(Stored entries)
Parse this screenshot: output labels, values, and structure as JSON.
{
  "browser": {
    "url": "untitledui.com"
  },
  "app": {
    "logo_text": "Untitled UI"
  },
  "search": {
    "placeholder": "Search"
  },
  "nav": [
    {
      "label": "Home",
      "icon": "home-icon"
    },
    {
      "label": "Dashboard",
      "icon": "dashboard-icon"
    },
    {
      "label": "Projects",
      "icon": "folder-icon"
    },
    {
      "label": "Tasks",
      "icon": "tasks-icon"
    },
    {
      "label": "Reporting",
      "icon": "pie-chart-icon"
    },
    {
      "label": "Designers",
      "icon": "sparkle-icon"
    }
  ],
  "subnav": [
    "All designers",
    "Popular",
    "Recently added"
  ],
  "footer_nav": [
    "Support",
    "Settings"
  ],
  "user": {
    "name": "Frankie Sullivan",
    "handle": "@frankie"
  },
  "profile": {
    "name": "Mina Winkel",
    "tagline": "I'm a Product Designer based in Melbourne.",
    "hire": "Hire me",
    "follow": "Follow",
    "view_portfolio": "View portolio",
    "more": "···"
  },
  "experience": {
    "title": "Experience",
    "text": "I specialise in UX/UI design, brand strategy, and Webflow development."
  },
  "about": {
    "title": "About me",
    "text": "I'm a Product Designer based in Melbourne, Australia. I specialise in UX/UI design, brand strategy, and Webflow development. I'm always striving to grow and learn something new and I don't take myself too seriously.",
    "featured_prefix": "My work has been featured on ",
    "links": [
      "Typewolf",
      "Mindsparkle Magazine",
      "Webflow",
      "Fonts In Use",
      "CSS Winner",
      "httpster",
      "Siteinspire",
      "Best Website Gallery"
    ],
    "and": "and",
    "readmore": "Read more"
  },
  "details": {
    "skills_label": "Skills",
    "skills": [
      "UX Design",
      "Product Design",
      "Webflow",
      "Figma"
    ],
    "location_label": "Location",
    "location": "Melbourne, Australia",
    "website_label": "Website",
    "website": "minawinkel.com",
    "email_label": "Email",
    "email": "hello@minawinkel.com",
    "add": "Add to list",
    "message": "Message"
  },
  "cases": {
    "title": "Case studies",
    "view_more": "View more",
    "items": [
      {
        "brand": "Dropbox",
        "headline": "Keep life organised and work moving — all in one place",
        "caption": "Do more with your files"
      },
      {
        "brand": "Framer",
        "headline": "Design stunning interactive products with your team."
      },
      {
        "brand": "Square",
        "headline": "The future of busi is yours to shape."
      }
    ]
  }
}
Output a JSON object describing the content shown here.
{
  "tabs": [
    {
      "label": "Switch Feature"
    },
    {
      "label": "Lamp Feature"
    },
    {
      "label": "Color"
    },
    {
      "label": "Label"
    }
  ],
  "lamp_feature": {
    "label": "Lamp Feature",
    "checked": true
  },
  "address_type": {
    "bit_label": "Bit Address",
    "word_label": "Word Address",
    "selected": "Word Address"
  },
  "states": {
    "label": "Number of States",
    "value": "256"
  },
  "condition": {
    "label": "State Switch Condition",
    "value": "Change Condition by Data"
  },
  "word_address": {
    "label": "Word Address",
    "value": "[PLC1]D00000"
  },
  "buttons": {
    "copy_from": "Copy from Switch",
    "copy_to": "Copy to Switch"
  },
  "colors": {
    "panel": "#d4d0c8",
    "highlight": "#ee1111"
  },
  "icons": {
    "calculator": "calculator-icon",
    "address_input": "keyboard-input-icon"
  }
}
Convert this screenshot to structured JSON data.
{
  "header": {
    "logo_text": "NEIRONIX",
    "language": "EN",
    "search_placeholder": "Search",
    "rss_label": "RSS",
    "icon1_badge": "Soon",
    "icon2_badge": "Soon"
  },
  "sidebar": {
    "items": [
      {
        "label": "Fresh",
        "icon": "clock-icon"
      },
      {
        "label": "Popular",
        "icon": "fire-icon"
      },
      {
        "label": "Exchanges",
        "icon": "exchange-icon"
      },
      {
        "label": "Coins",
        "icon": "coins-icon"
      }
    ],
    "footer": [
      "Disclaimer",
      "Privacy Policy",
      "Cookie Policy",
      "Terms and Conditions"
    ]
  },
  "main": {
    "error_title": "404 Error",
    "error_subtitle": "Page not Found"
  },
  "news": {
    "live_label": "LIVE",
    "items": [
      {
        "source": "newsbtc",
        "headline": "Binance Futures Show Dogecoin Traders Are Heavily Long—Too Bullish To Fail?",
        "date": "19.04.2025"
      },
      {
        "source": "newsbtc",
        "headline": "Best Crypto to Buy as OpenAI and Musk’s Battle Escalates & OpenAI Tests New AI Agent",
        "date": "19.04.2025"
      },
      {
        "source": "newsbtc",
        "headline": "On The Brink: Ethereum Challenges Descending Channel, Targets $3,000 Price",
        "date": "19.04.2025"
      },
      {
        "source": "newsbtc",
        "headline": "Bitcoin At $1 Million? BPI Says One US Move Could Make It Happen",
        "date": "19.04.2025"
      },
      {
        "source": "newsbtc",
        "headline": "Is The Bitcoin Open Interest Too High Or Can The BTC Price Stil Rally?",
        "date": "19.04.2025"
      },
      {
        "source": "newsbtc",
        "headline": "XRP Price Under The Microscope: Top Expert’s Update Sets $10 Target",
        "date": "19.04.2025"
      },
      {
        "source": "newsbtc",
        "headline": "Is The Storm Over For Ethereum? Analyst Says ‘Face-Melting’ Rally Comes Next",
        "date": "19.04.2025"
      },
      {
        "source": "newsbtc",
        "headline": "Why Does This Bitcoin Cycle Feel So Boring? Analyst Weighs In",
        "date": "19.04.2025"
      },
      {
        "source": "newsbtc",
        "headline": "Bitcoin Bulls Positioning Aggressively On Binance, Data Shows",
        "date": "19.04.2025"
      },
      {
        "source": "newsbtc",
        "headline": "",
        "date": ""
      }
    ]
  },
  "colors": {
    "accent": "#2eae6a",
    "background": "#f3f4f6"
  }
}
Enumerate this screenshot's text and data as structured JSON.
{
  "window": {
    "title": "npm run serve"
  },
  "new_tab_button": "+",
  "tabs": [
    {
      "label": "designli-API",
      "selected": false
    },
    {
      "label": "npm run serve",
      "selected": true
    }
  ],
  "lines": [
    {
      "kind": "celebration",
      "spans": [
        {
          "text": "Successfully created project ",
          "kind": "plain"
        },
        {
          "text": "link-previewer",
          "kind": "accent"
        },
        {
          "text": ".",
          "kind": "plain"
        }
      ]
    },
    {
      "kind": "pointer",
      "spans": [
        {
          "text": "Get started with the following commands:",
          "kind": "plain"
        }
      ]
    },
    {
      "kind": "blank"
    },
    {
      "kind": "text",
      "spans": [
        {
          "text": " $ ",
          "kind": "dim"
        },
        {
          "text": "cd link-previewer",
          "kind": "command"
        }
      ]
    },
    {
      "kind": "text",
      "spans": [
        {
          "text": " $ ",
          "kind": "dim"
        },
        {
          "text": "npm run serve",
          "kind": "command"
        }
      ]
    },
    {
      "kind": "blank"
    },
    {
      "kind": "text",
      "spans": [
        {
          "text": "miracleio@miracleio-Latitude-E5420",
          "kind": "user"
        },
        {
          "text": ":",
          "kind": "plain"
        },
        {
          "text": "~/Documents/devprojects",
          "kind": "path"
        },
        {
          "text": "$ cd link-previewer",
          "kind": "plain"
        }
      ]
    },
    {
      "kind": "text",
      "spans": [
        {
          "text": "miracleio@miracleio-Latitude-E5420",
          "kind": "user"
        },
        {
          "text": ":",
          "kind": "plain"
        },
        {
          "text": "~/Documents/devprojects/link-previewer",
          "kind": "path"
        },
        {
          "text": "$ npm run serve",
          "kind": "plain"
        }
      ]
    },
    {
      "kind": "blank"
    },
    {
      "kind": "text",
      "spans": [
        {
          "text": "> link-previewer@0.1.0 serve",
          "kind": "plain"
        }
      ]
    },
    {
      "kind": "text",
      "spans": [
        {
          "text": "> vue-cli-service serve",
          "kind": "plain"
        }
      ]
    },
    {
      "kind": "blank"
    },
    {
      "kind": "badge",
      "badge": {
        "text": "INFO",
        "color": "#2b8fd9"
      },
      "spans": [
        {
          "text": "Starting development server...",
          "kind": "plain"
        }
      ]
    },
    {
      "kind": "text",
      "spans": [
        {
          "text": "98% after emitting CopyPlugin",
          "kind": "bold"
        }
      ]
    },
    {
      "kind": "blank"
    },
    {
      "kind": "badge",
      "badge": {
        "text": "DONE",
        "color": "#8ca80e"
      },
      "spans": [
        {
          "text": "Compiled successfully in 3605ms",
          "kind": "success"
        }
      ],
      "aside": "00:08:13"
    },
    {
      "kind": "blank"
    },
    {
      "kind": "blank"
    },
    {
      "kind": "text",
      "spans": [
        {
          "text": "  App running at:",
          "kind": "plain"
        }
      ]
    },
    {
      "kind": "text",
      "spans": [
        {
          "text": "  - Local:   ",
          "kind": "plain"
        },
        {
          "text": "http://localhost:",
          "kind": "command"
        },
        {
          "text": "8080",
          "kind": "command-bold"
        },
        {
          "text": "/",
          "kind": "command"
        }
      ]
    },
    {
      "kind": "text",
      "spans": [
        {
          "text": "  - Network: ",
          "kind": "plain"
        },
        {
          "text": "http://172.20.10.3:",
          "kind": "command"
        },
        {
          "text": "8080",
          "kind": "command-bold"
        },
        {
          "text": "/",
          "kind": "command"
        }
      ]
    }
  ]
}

(TASK PROMPT)
All lines holding the word "JSON" should be picked out and copied.

(ANSWER TO THE EXERCISE)
Parse this screenshot: output labels, values, and structure as JSON.
Output a JSON object describing the content shown here.
Convert this screenshot to structured JSON data.
Enumerate this screenshot's text and data as structured JSON.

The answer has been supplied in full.